╭─ RECORDS TO USE

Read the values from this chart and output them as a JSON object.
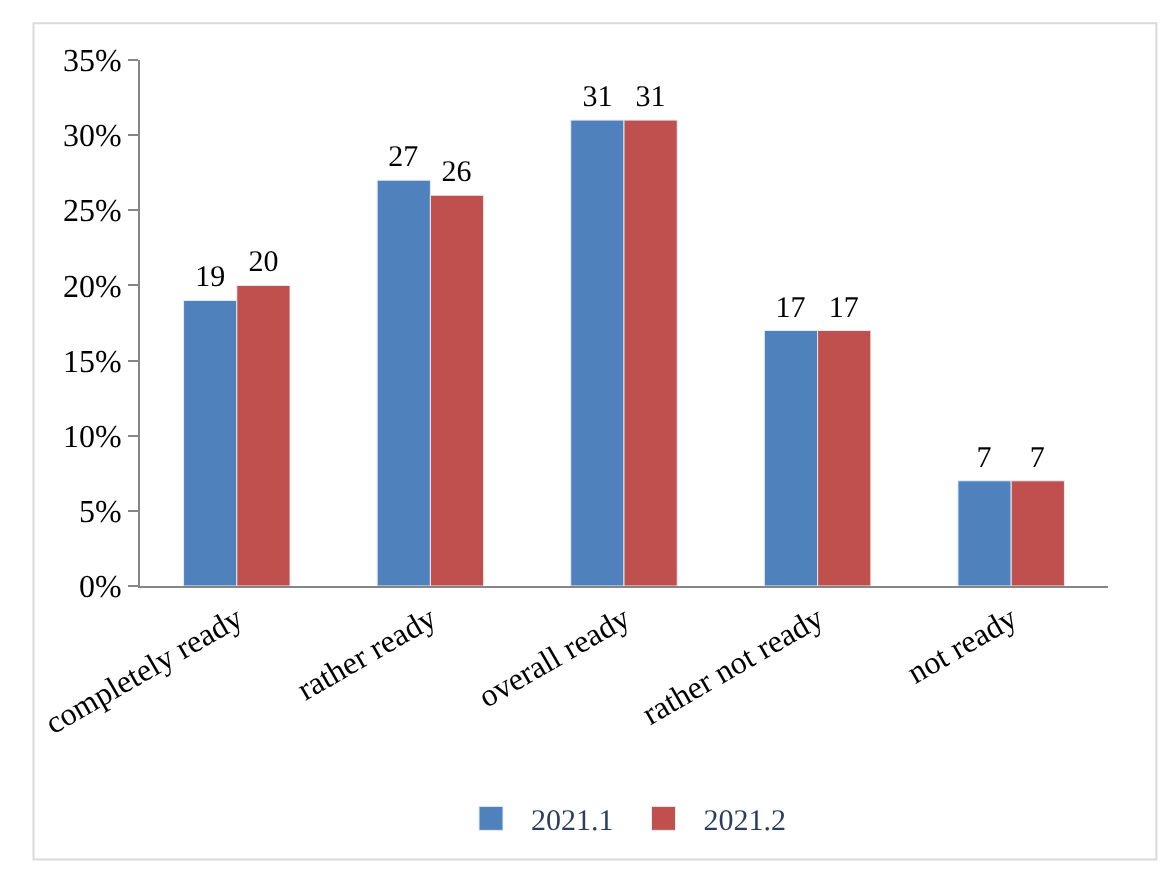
{
  "chart_data": {
    "type": "bar",
    "categories": [
      "completely ready",
      "rather ready",
      "overall ready",
      "rather not ready",
      "not ready"
    ],
    "series": [
      {
        "name": "2021.1",
        "color": "#4f81bd",
        "values": [
          19,
          27,
          31,
          17,
          7
        ]
      },
      {
        "name": "2021.2",
        "color": "#c0504d",
        "values": [
          20,
          26,
          31,
          17,
          7
        ]
      }
    ],
    "ylim": [
      0,
      35
    ],
    "yticks": [
      {
        "value": 0,
        "label": "0%"
      },
      {
        "value": 5,
        "label": "5%"
      },
      {
        "value": 10,
        "label": "10%"
      },
      {
        "value": 15,
        "label": "15%"
      },
      {
        "value": 20,
        "label": "20%"
      },
      {
        "value": 25,
        "label": "25%"
      },
      {
        "value": 30,
        "label": "30%"
      },
      {
        "value": 35,
        "label": "35%"
      }
    ],
    "data_labels": true,
    "grid": false,
    "legend": "bottom"
  }
}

╰─

(EXERCISE INSTRUCTIONS): The records above must be echoed exactly, minus their pictures.

(COMPLETE ANSWER):
Read the values from this chart and output them as a JSON object.
{
  "chart_data": {
    "type": "bar",
    "categories": [
      "completely ready",
      "rather ready",
      "overall ready",
      "rather not ready",
      "not ready"
    ],
    "series": [
      {
        "name": "2021.1",
        "color": "#4f81bd",
        "values": [
          19,
          27,
          31,
          17,
          7
        ]
      },
      {
        "name": "2021.2",
        "color": "#c0504d",
        "values": [
          20,
          26,
          31,
          17,
          7
        ]
      }
    ],
    "ylim": [
      0,
      35
    ],
    "yticks": [
      {
        "value": 0,
        "label": "0%"
      },
      {
        "value": 5,
        "label": "5%"
      },
      {
        "value": 10,
        "label": "10%"
      },
      {
        "value": 15,
        "label": "15%"
      },
      {
        "value": 20,
        "label": "20%"
      },
      {
        "value": 25,
        "label": "25%"
      },
      {
        "value": 30,
        "label": "30%"
      },
      {
        "value": 35,
        "label": "35%"
      }
    ],
    "data_labels": true,
    "grid": false,
    "legend": "bottom"
  }
}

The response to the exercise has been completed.